*Aim of the task*.
Identify the lines holding "this" and copy them.

◇ ◇ ◇ ◇ ◇

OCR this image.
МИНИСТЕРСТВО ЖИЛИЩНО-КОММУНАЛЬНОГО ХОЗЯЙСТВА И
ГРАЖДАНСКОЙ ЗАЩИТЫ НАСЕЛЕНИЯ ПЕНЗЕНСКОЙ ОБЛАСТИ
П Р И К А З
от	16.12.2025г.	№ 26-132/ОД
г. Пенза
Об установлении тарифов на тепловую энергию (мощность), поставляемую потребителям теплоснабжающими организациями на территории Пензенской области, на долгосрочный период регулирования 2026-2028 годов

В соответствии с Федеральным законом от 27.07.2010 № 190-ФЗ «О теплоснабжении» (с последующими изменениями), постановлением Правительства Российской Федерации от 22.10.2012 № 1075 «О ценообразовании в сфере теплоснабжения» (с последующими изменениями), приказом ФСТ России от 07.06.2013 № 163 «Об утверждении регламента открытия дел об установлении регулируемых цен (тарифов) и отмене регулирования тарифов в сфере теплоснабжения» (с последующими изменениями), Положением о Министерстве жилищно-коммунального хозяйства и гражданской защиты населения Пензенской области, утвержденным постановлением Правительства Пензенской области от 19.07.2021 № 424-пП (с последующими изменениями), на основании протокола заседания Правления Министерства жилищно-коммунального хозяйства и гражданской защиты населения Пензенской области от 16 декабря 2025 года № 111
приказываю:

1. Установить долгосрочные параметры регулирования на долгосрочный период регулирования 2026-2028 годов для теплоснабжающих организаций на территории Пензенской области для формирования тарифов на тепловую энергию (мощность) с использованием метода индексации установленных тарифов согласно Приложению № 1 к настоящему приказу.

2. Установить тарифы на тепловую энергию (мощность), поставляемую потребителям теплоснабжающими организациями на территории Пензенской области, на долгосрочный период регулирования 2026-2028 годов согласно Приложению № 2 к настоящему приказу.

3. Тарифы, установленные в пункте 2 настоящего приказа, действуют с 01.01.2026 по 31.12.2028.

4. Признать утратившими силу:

◇ ◇ ◇ ◇ ◇

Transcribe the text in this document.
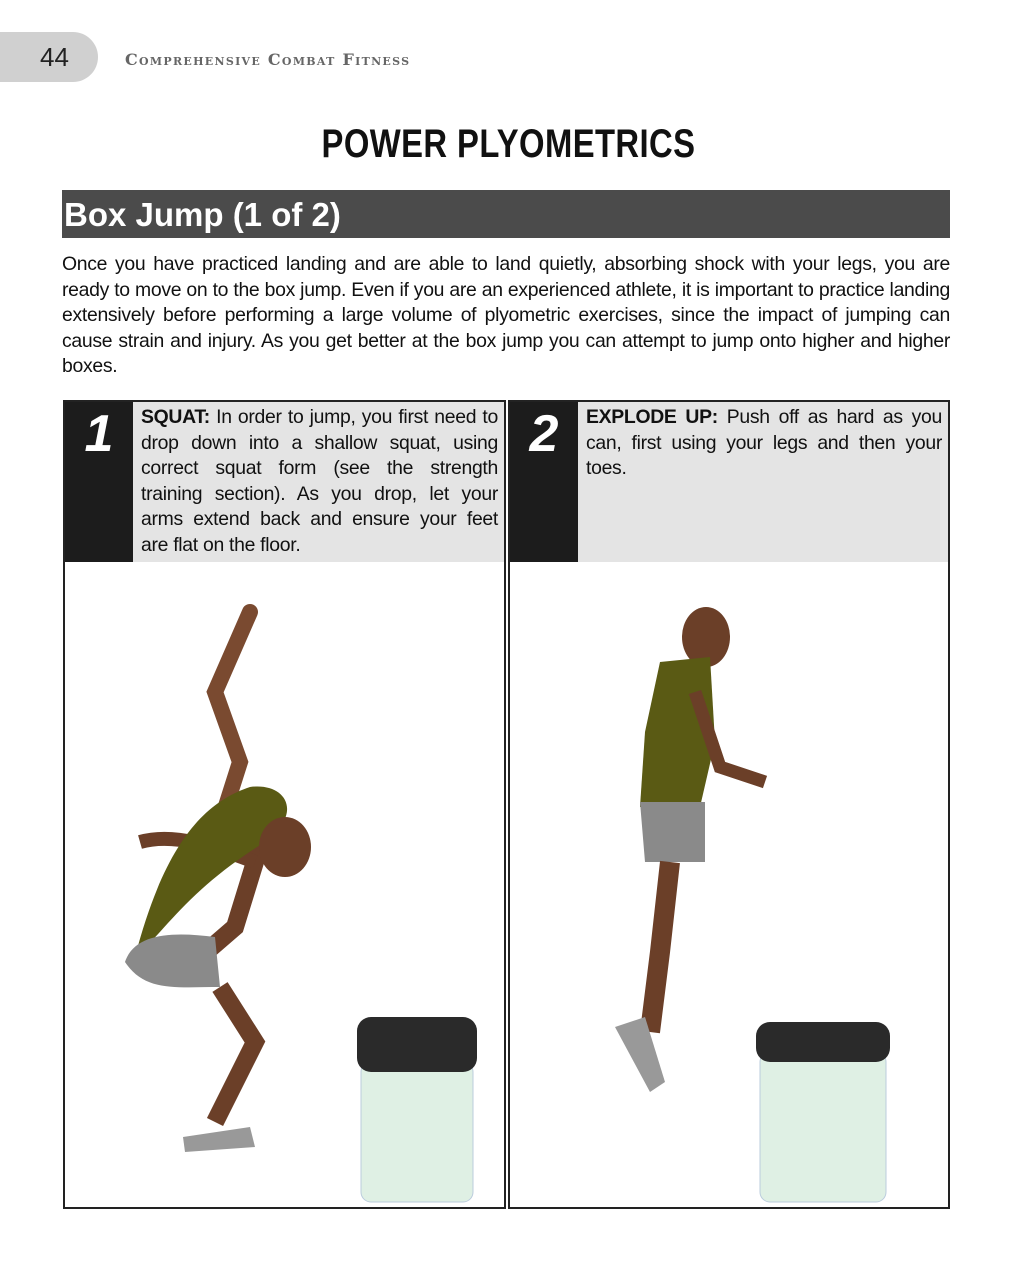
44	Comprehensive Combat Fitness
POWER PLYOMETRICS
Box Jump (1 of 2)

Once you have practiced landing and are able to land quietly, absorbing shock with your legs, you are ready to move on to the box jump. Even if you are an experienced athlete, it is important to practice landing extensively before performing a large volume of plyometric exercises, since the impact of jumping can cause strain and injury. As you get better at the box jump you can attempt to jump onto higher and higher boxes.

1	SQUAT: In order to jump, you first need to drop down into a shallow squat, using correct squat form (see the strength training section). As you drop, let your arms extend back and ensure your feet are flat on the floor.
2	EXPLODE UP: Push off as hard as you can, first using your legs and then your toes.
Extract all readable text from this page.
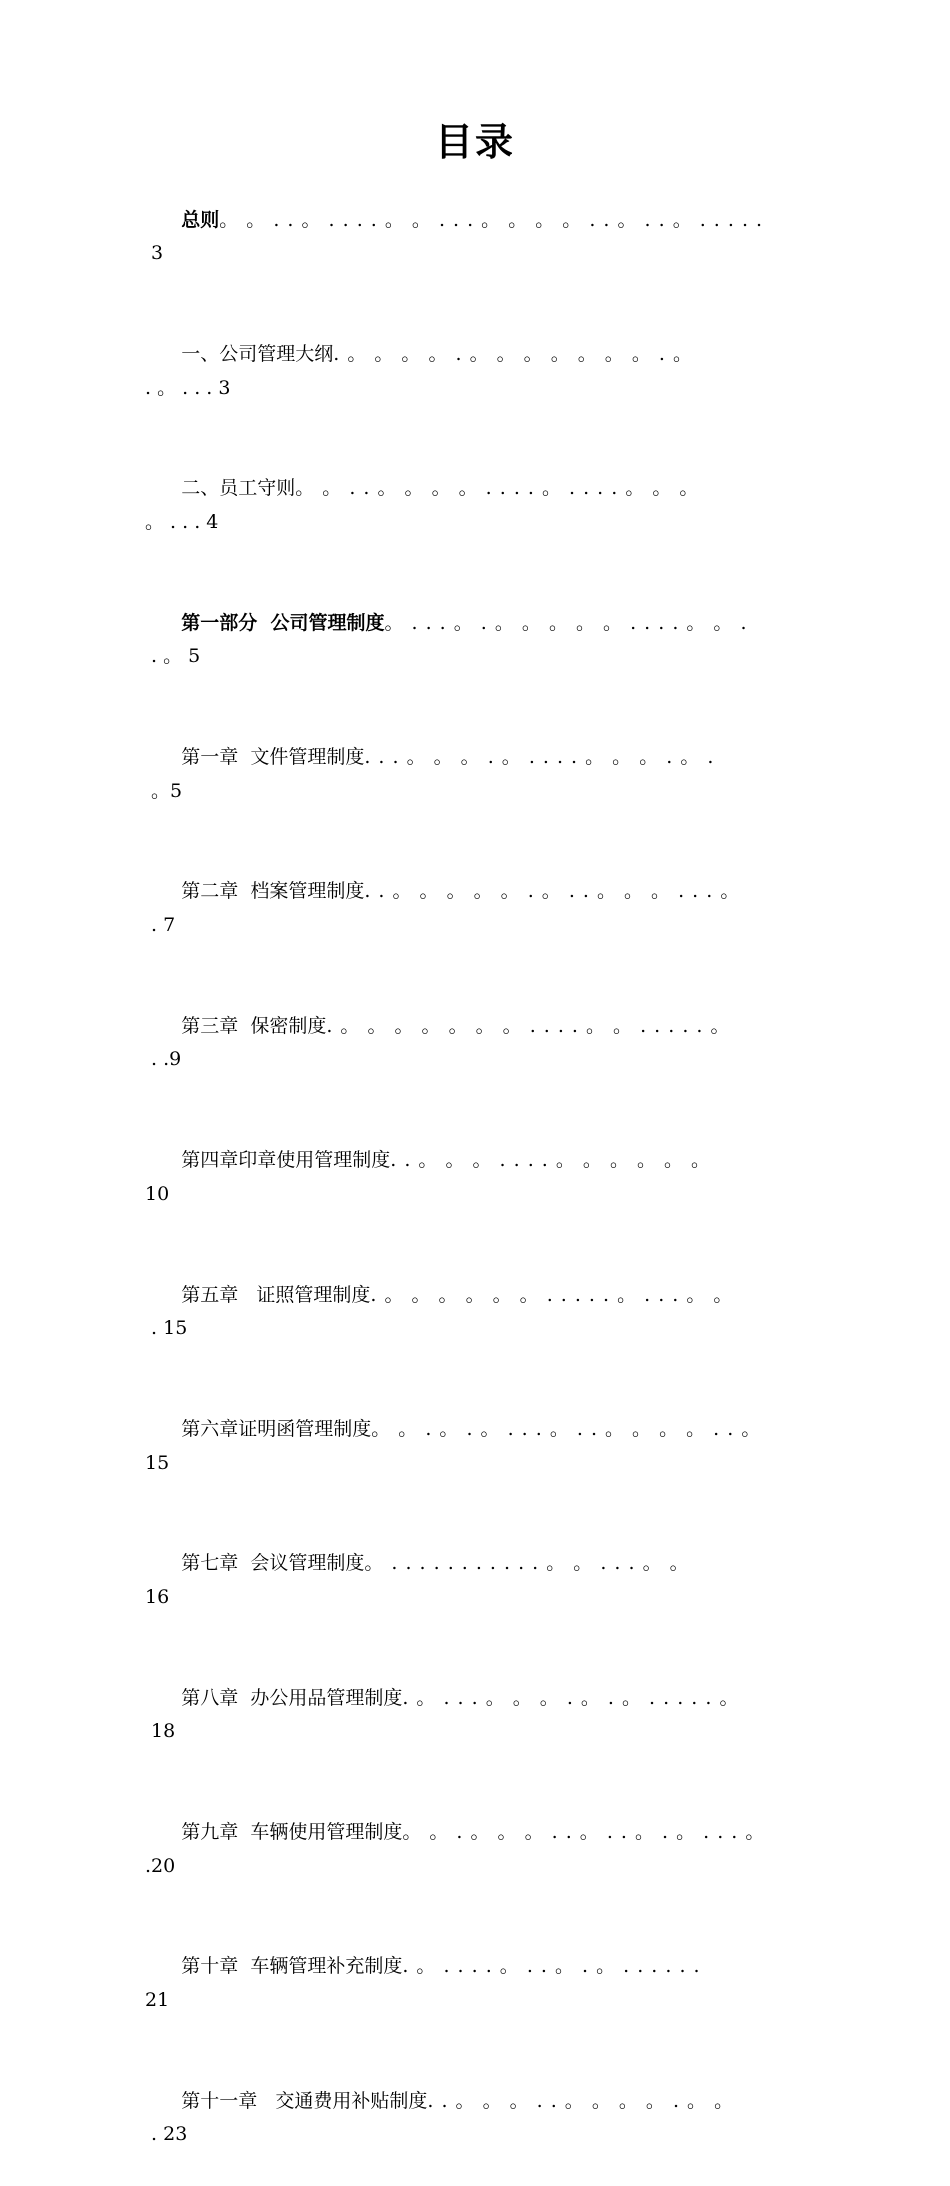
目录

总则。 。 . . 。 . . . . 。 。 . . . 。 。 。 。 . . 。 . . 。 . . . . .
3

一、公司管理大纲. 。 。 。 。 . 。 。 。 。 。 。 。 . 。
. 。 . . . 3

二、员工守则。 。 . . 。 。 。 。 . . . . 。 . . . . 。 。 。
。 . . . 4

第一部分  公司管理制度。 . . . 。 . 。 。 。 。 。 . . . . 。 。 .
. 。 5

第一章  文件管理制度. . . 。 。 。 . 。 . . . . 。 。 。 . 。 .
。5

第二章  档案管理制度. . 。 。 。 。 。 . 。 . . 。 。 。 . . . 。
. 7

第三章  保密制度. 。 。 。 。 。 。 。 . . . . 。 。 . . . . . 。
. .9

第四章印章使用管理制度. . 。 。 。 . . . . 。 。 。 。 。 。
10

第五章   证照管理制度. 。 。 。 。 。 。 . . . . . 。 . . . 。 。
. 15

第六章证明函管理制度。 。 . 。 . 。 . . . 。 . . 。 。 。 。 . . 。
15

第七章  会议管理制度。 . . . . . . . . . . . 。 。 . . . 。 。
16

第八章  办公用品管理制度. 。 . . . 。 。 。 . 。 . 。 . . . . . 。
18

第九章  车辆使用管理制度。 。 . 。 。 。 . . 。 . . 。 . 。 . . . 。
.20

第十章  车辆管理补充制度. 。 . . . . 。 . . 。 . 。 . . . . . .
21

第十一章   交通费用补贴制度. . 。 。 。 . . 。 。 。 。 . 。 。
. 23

◇ ◇ ◇ ◇ ◇

*Exercise response*.
OCR this image.
Transcribe the text in this document.
Extract all readable text from this page.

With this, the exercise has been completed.